Written request: Which lines contain the string "screenshot"? Please list every one of them.

Records provided:
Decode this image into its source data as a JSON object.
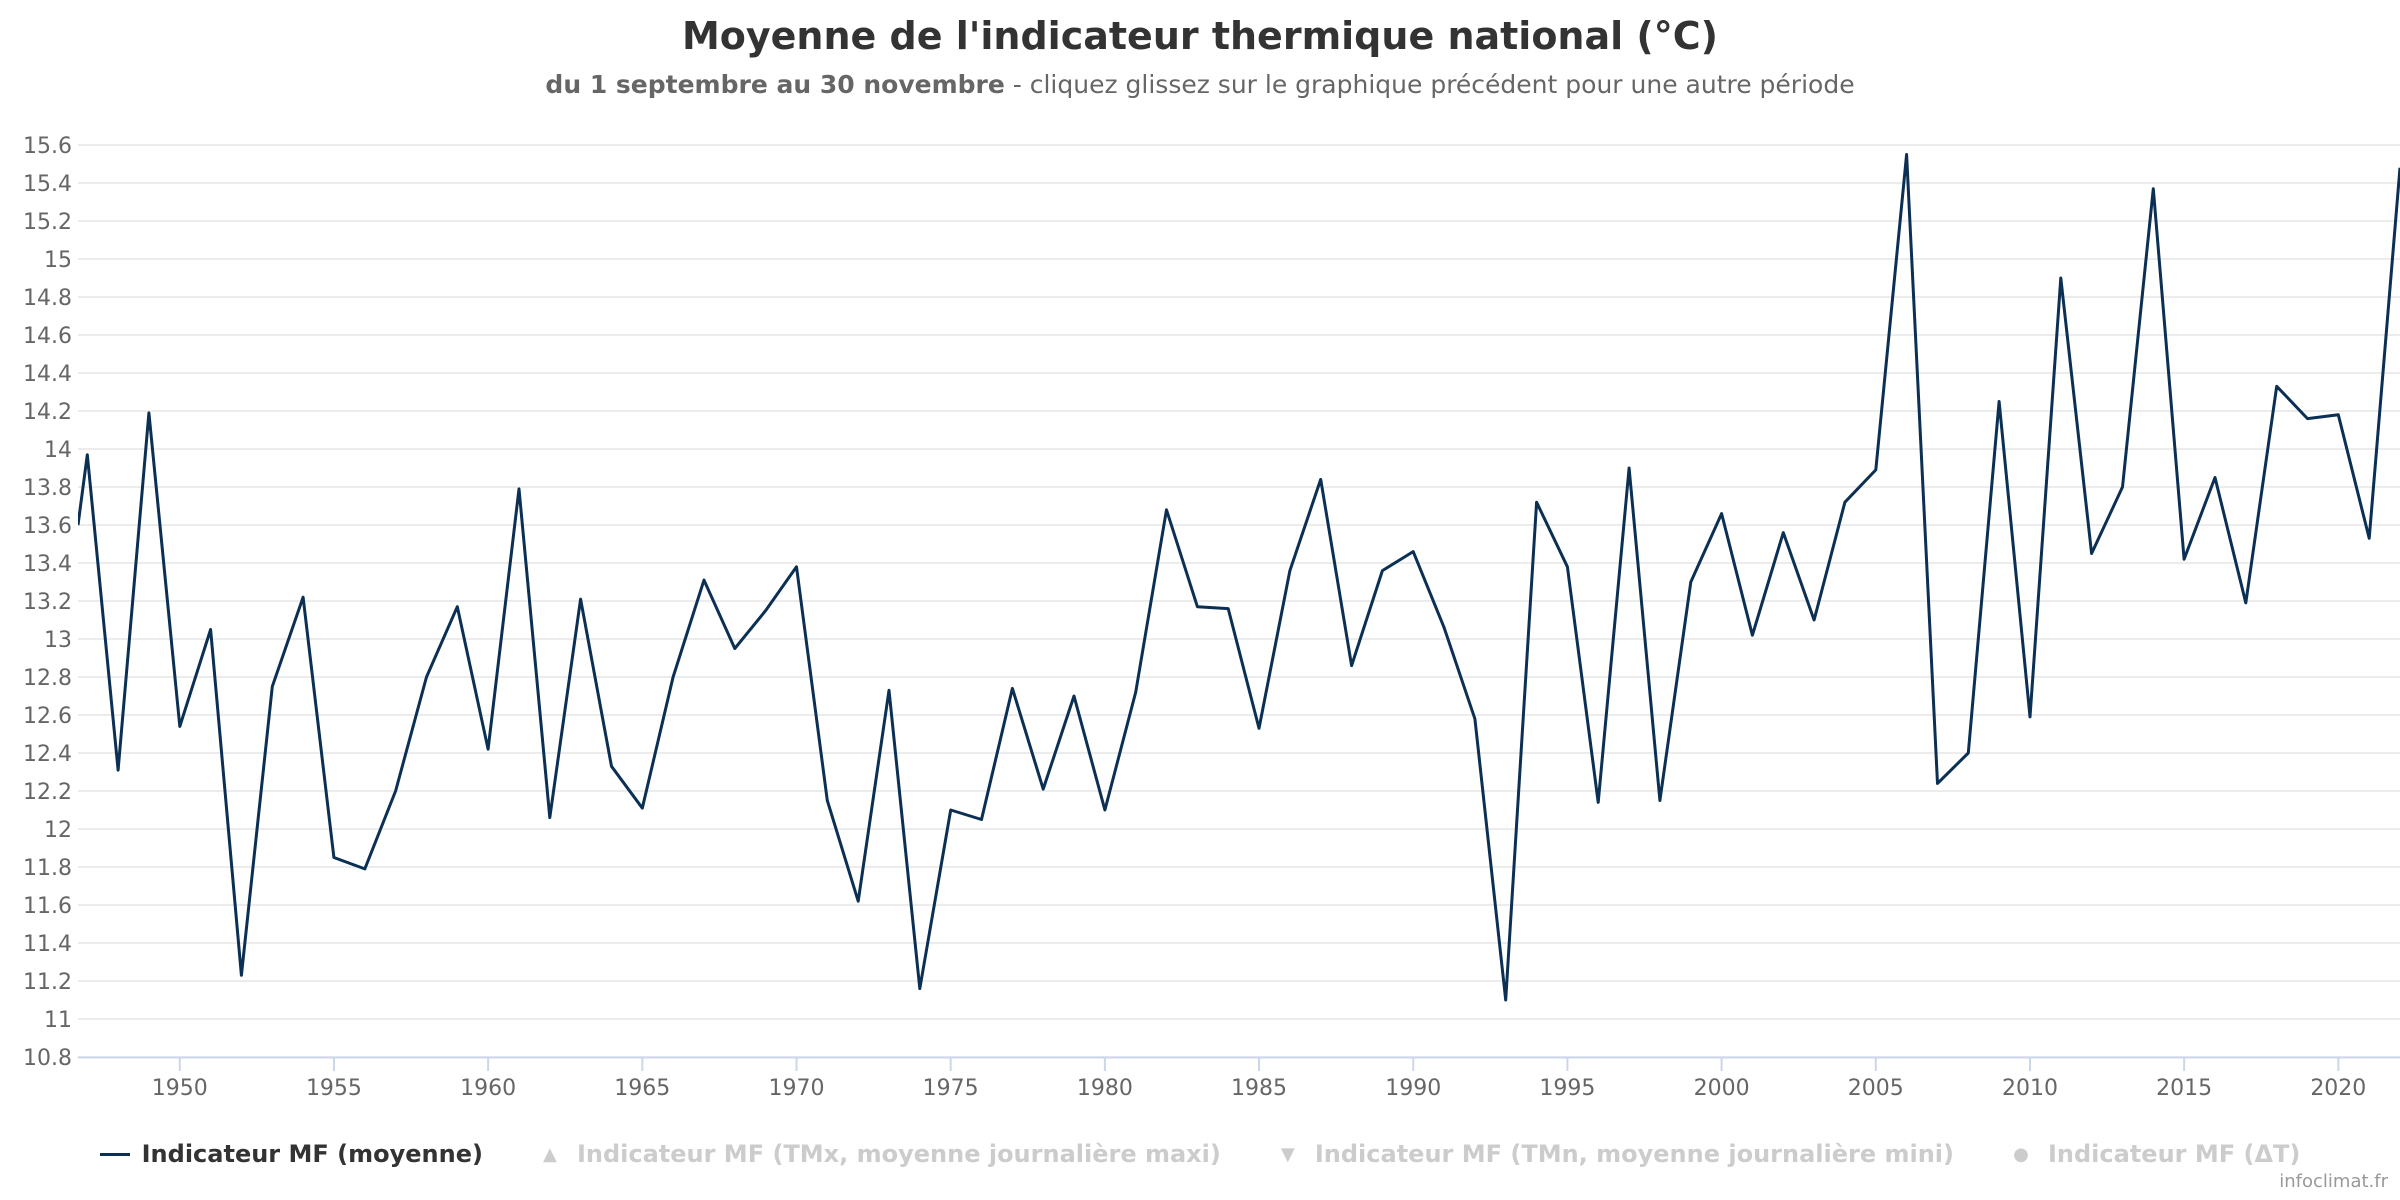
{
  "title": "Moyenne de l'indicateur thermique national (°C)",
  "subtitle_bold": "du 1 septembre au 30 novembre",
  "subtitle_rest": " - cliquez glissez sur le graphique précédent pour une autre période",
  "credit": "infoclimat.fr",
  "colors": {
    "series": "#0b3054",
    "grid": "#e6e6e6",
    "axis": "#ccd6eb",
    "inactive": "#cccccc"
  },
  "legend": [
    {
      "label": "Indicateur MF (moyenne)",
      "symbol": "line",
      "active": true
    },
    {
      "label": "Indicateur MF (TMx, moyenne journalière maxi)",
      "symbol": "▲",
      "active": false
    },
    {
      "label": "Indicateur MF (TMn, moyenne journalière mini)",
      "symbol": "▼",
      "active": false
    },
    {
      "label": "Indicateur MF (ΔT)",
      "symbol": "●",
      "active": false
    }
  ],
  "chart_data": {
    "type": "line",
    "title": "Moyenne de l'indicateur thermique national (°C)",
    "xlim": [
      1946.7,
      2022
    ],
    "ylim": [
      10.8,
      15.6
    ],
    "x_ticks": [
      1950,
      1955,
      1960,
      1965,
      1970,
      1975,
      1980,
      1985,
      1990,
      1995,
      2000,
      2005,
      2010,
      2015,
      2020
    ],
    "y_ticks": [
      10.8,
      11,
      11.2,
      11.4,
      11.6,
      11.8,
      12,
      12.2,
      12.4,
      12.6,
      12.8,
      13,
      13.2,
      13.4,
      13.6,
      13.8,
      14,
      14.2,
      14.4,
      14.6,
      14.8,
      15,
      15.2,
      15.4,
      15.6
    ],
    "grid": true,
    "legend_position": "bottom-center",
    "series": [
      {
        "name": "Indicateur MF (moyenne)",
        "x": [
          1947,
          1948,
          1949,
          1950,
          1951,
          1952,
          1953,
          1954,
          1955,
          1956,
          1957,
          1958,
          1959,
          1960,
          1961,
          1962,
          1963,
          1964,
          1965,
          1966,
          1967,
          1968,
          1969,
          1970,
          1971,
          1972,
          1973,
          1974,
          1975,
          1976,
          1977,
          1978,
          1979,
          1980,
          1981,
          1982,
          1983,
          1984,
          1985,
          1986,
          1987,
          1988,
          1989,
          1990,
          1991,
          1992,
          1993,
          1994,
          1995,
          1996,
          1997,
          1998,
          1999,
          2000,
          2001,
          2002,
          2003,
          2004,
          2005,
          2006,
          2007,
          2008,
          2009,
          2010,
          2011,
          2012,
          2013,
          2014,
          2015,
          2016,
          2017,
          2018,
          2019,
          2020,
          2021,
          2022
        ],
        "values": [
          13.97,
          12.31,
          14.19,
          12.54,
          13.05,
          11.23,
          12.75,
          13.22,
          11.85,
          11.79,
          12.2,
          12.8,
          13.17,
          12.42,
          13.79,
          12.06,
          13.21,
          12.33,
          12.11,
          12.8,
          13.31,
          12.95,
          13.15,
          13.38,
          12.15,
          11.62,
          12.73,
          11.16,
          12.1,
          12.05,
          12.74,
          12.21,
          12.7,
          12.1,
          12.72,
          13.68,
          13.17,
          13.16,
          12.53,
          13.36,
          13.84,
          12.86,
          13.36,
          13.46,
          13.06,
          12.58,
          11.1,
          13.72,
          13.38,
          12.14,
          13.9,
          12.15,
          13.3,
          13.66,
          13.02,
          13.56,
          13.1,
          13.72,
          13.89,
          15.55,
          12.24,
          12.4,
          14.25,
          12.59,
          14.9,
          13.45,
          13.8,
          15.37,
          13.42,
          13.85,
          13.19,
          14.33,
          14.16,
          14.18,
          13.53,
          15.48
        ]
      }
    ]
  }
}
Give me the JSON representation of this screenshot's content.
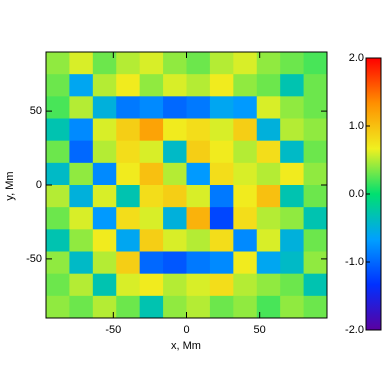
{
  "chart_data": {
    "type": "heatmap",
    "xlabel": "x, Mm",
    "ylabel": "y, Mm",
    "xlim": [
      -96,
      96
    ],
    "ylim": [
      -90,
      90
    ],
    "xticks": [
      -50,
      0,
      50
    ],
    "yticks": [
      -50,
      0,
      50
    ],
    "clim": [
      -2,
      2
    ],
    "cticks": [
      {
        "value": -2,
        "label": "-2.0"
      },
      {
        "value": -1,
        "label": "-1.0"
      },
      {
        "value": 0,
        "label": "0.0"
      },
      {
        "value": 1,
        "label": "1.0"
      },
      {
        "value": 2,
        "label": "2.0"
      }
    ],
    "colormap": [
      "#5a00a0",
      "#0030ff",
      "#00a0ff",
      "#00e070",
      "#f0f020",
      "#ff9000",
      "#ff0000"
    ],
    "z": [
      [
        0.4,
        0.6,
        0.3,
        0.5,
        0.6,
        0.4,
        0.3,
        0.5,
        0.6,
        0.4,
        0.3,
        0.2
      ],
      [
        0.3,
        -0.6,
        0.5,
        0.7,
        0.4,
        0.6,
        0.5,
        0.7,
        0.4,
        0.3,
        -0.3,
        0.3
      ],
      [
        0.2,
        0.5,
        -0.5,
        -0.9,
        -0.8,
        -1.0,
        -0.9,
        -0.6,
        -0.7,
        0.6,
        0.4,
        0.3
      ],
      [
        -0.3,
        -0.8,
        0.6,
        0.9,
        1.2,
        0.7,
        0.8,
        0.6,
        0.9,
        -0.5,
        0.5,
        0.4
      ],
      [
        0.3,
        -1.0,
        0.5,
        0.8,
        0.6,
        -0.4,
        0.9,
        0.7,
        0.5,
        0.8,
        -0.4,
        0.3
      ],
      [
        -0.4,
        0.4,
        -0.8,
        0.7,
        1.0,
        0.5,
        -0.7,
        0.8,
        0.6,
        0.5,
        0.7,
        0.4
      ],
      [
        0.5,
        -0.5,
        0.6,
        -0.3,
        0.8,
        0.9,
        0.6,
        -0.9,
        0.7,
        1.0,
        -0.3,
        0.3
      ],
      [
        0.3,
        0.6,
        -0.7,
        0.8,
        0.6,
        -0.5,
        1.1,
        -1.2,
        0.8,
        0.5,
        0.4,
        -0.3
      ],
      [
        -0.3,
        0.4,
        0.7,
        -0.6,
        0.9,
        0.6,
        0.5,
        0.8,
        -0.8,
        0.6,
        -0.5,
        0.3
      ],
      [
        0.4,
        -0.4,
        0.5,
        0.9,
        -1.0,
        -1.1,
        -0.9,
        -0.8,
        0.7,
        -0.6,
        -0.4,
        0.4
      ],
      [
        0.3,
        0.5,
        -0.3,
        0.6,
        0.7,
        0.5,
        0.6,
        0.8,
        0.5,
        0.4,
        0.3,
        -0.3
      ],
      [
        0.4,
        0.3,
        0.5,
        0.3,
        -0.3,
        0.4,
        0.5,
        0.3,
        0.4,
        0.2,
        0.4,
        0.3
      ]
    ]
  }
}
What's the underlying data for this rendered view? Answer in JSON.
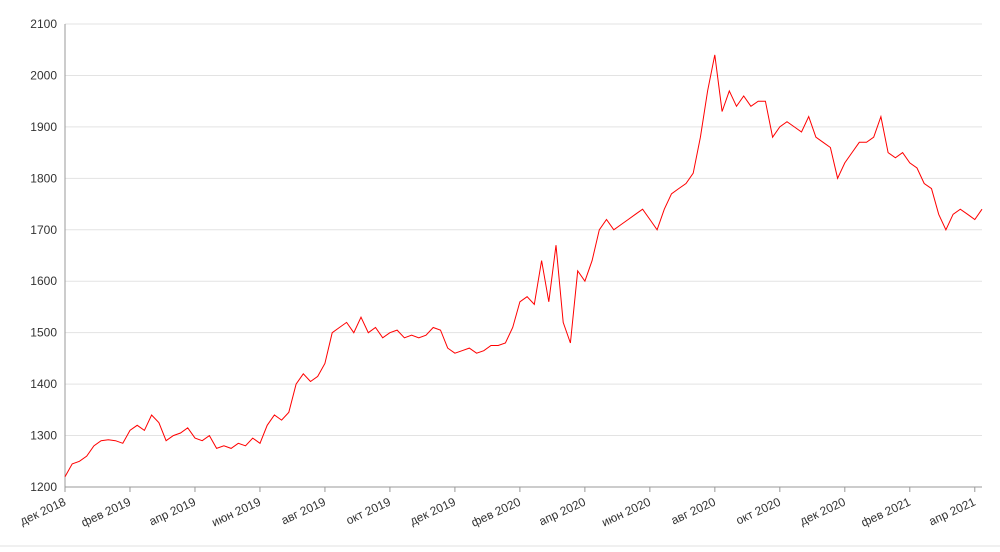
{
  "chart_data": {
    "type": "line",
    "categories": [
      "дек 2018",
      null,
      null,
      null,
      null,
      null,
      null,
      null,
      null,
      "фев 2019",
      null,
      null,
      null,
      null,
      null,
      null,
      null,
      null,
      "апр 2019",
      null,
      null,
      null,
      null,
      null,
      null,
      null,
      null,
      "июн 2019",
      null,
      null,
      null,
      null,
      null,
      null,
      null,
      null,
      "авг 2019",
      null,
      null,
      null,
      null,
      null,
      null,
      null,
      null,
      "окт 2019",
      null,
      null,
      null,
      null,
      null,
      null,
      null,
      null,
      "дек 2019",
      null,
      null,
      null,
      null,
      null,
      null,
      null,
      null,
      "фев 2020",
      null,
      null,
      null,
      null,
      null,
      null,
      null,
      null,
      "апр 2020",
      null,
      null,
      null,
      null,
      null,
      null,
      null,
      null,
      "июн 2020",
      null,
      null,
      null,
      null,
      null,
      null,
      null,
      null,
      "авг 2020",
      null,
      null,
      null,
      null,
      null,
      null,
      null,
      null,
      "окт 2020",
      null,
      null,
      null,
      null,
      null,
      null,
      null,
      null,
      "дек 2020",
      null,
      null,
      null,
      null,
      null,
      null,
      null,
      null,
      "фев 2021",
      null,
      null,
      null,
      null,
      null,
      null,
      null,
      null,
      "апр 2021",
      null
    ],
    "series": [
      {
        "color": "#ff0000",
        "values": [
          1220,
          1245,
          1250,
          1260,
          1280,
          1290,
          1292,
          1290,
          1285,
          1310,
          1320,
          1310,
          1340,
          1325,
          1290,
          1300,
          1305,
          1315,
          1295,
          1290,
          1300,
          1275,
          1280,
          1275,
          1285,
          1280,
          1295,
          1285,
          1320,
          1340,
          1330,
          1345,
          1400,
          1420,
          1405,
          1415,
          1440,
          1500,
          1510,
          1520,
          1500,
          1530,
          1500,
          1510,
          1490,
          1500,
          1505,
          1490,
          1495,
          1490,
          1495,
          1510,
          1505,
          1470,
          1460,
          1465,
          1470,
          1460,
          1465,
          1475,
          1475,
          1480,
          1510,
          1560,
          1570,
          1555,
          1640,
          1560,
          1670,
          1520,
          1480,
          1620,
          1600,
          1640,
          1700,
          1720,
          1700,
          1710,
          1720,
          1730,
          1740,
          1720,
          1700,
          1740,
          1770,
          1780,
          1790,
          1810,
          1880,
          1970,
          2040,
          1930,
          1970,
          1940,
          1960,
          1940,
          1950,
          1950,
          1880,
          1900,
          1910,
          1900,
          1890,
          1920,
          1880,
          1870,
          1860,
          1800,
          1830,
          1850,
          1870,
          1870,
          1880,
          1920,
          1850,
          1840,
          1850,
          1830,
          1820,
          1790,
          1780,
          1730,
          1700,
          1730,
          1740,
          1730,
          1720,
          1740
        ]
      }
    ],
    "ylim": [
      1200,
      2100
    ],
    "yticks": [
      1200,
      1300,
      1400,
      1500,
      1600,
      1700,
      1800,
      1900,
      2000,
      2100
    ],
    "grid": true
  }
}
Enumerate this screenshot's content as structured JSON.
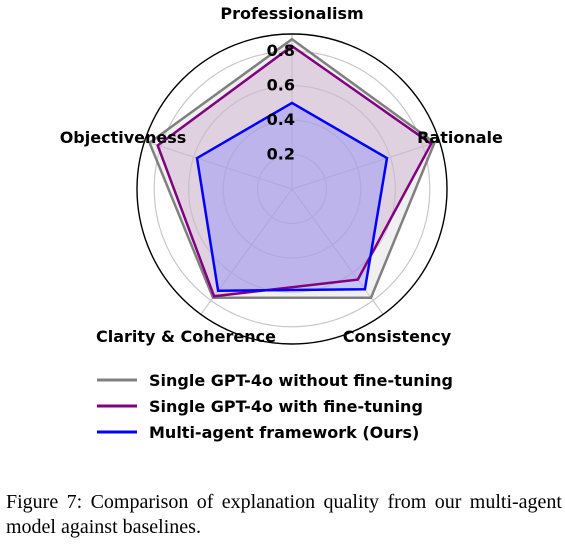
{
  "chart_data": {
    "type": "radar",
    "axes": [
      "Professionalism",
      "Rationale",
      "Consistency",
      "Clarity & Coherence",
      "Objectiveness"
    ],
    "rmax": 0.9,
    "rticks": [
      0.2,
      0.4,
      0.6,
      0.8
    ],
    "rtick_labels": [
      "0.2",
      "0.4",
      "0.6",
      "0.8"
    ],
    "grid": true,
    "legend_position": "bottom",
    "series": [
      {
        "name": "Single GPT-4o without fine-tuning",
        "values": [
          0.87,
          0.87,
          0.78,
          0.78,
          0.87
        ],
        "color": "#808080",
        "fill": "#d9d9d9"
      },
      {
        "name": "Single GPT-4o with fine-tuning",
        "values": [
          0.83,
          0.85,
          0.65,
          0.77,
          0.82
        ],
        "color": "#800080",
        "fill": "#c7a3c7"
      },
      {
        "name": "Multi-agent framework (Ours)",
        "values": [
          0.5,
          0.58,
          0.72,
          0.73,
          0.58
        ],
        "color": "#0000ff",
        "fill": "#8a8aff"
      }
    ]
  },
  "caption": "Figure 7: Comparison of explanation quality from our multi-agent model against baselines."
}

Answer for the task:
Give me the JSON representation of this screenshot's content.
Enumerate this screenshot's content as structured JSON.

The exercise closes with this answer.